Your task is to locate every line holding the string "TESTE" and to copy each of them.
---------- Data lines ----------
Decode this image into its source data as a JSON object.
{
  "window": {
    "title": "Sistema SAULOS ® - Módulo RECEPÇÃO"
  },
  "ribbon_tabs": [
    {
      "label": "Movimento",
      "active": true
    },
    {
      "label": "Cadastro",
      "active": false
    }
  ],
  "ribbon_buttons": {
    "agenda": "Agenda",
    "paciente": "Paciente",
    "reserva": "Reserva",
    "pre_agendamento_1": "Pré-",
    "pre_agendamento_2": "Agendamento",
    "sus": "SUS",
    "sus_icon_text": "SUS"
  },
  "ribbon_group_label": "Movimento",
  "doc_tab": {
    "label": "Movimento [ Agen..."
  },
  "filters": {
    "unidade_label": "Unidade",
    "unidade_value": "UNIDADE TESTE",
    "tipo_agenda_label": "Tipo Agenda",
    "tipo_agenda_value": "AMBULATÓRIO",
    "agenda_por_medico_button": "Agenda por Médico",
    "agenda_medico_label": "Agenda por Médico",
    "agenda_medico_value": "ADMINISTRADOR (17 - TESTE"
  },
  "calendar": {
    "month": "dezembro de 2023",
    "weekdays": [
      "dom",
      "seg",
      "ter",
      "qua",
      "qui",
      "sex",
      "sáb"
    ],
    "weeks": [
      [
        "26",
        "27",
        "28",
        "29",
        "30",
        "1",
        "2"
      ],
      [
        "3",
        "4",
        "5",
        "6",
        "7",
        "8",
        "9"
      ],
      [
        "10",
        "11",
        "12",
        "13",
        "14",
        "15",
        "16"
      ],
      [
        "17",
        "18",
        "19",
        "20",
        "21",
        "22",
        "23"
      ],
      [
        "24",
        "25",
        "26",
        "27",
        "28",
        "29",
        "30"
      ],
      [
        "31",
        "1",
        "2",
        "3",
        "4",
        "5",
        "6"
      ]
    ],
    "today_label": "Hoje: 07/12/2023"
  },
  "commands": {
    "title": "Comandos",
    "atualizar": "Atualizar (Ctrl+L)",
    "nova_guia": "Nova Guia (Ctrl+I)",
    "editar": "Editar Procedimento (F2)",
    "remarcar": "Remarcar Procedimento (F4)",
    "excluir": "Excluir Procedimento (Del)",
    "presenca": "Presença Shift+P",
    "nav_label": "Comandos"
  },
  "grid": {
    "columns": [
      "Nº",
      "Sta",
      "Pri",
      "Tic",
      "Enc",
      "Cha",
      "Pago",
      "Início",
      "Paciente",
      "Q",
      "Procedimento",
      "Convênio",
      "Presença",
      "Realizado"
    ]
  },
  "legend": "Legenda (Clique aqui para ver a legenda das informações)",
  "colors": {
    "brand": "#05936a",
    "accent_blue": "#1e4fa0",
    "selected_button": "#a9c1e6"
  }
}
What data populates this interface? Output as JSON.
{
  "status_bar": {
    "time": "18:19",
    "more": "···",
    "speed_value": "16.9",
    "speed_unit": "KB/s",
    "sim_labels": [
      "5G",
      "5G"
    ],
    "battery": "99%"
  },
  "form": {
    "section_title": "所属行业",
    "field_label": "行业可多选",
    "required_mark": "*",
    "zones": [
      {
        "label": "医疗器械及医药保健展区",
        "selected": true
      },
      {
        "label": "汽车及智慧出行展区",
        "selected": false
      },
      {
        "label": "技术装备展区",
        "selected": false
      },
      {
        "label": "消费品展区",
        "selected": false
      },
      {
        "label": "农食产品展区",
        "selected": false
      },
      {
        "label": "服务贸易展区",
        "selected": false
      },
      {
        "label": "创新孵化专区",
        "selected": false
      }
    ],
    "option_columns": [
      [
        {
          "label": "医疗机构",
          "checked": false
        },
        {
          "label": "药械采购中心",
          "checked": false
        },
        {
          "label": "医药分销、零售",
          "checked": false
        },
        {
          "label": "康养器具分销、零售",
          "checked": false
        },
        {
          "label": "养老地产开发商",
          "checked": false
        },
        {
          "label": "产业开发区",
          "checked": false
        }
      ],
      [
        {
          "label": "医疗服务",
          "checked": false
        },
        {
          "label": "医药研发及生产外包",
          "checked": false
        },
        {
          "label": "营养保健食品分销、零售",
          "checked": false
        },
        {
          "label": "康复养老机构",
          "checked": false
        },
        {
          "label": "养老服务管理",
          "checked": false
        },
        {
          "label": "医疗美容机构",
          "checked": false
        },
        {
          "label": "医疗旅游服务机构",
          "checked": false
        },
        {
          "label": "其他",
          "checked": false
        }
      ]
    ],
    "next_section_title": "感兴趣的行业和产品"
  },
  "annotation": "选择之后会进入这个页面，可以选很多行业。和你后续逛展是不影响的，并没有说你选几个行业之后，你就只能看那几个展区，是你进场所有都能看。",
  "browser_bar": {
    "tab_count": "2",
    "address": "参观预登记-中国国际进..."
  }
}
----------
- Written answer
    "unidade_value": "UNIDADE TESTE",
    "agenda_medico_value": "ADMINISTRADOR (17 - TESTE"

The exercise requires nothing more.